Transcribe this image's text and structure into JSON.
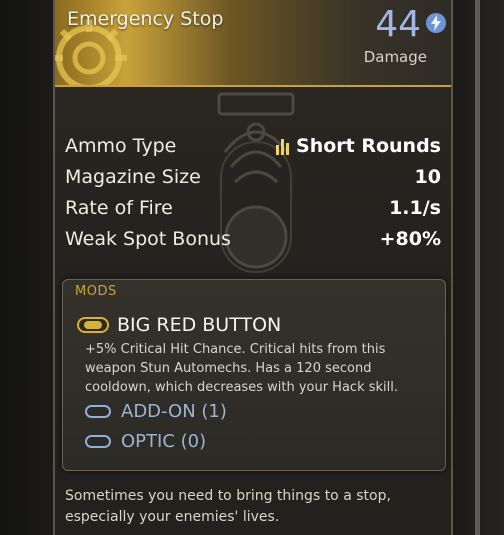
{
  "weapon": {
    "name": "Emergency Stop",
    "damage_value": "44",
    "damage_label": "Damage"
  },
  "stats": [
    {
      "label": "Ammo Type",
      "value": "Short Rounds"
    },
    {
      "label": "Magazine Size",
      "value": "10"
    },
    {
      "label": "Rate of Fire",
      "value": "1.1/s"
    },
    {
      "label": "Weak Spot Bonus",
      "value": "+80%"
    }
  ],
  "mods": {
    "heading": "MODS",
    "installed": {
      "name": "BIG RED BUTTON",
      "description": "+5% Critical Hit Chance. Critical hits from this weapon Stun Automechs. Has a 120 second cooldown, which decreases with your Hack skill."
    },
    "slots": [
      {
        "label": "ADD-ON (1)"
      },
      {
        "label": "OPTIC (0)"
      }
    ]
  },
  "flavor_text": "Sometimes you need to bring things to a stop, especially your enemies' lives.",
  "colors": {
    "accent_gold": "#c9a23a",
    "damage_blue": "#9fb8e8",
    "slot_blue": "#8fb0dc"
  },
  "icons": {
    "damage": "lightning-bolt-icon",
    "ammo": "ammo-bullets-icon",
    "mod_installed": "mod-chip-icon",
    "slot_empty": "empty-slot-icon"
  }
}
_ _ _ _
**Description of the task**
Spot every line that holds "this" and copy it.

**Final result**
Transcribe this image's text and structure into JSON.
      "description": "+5% Critical Hit Chance. Critical hits from this weapon Stun Automechs. Has a 120 second cooldown, which decreases with your Hack skill."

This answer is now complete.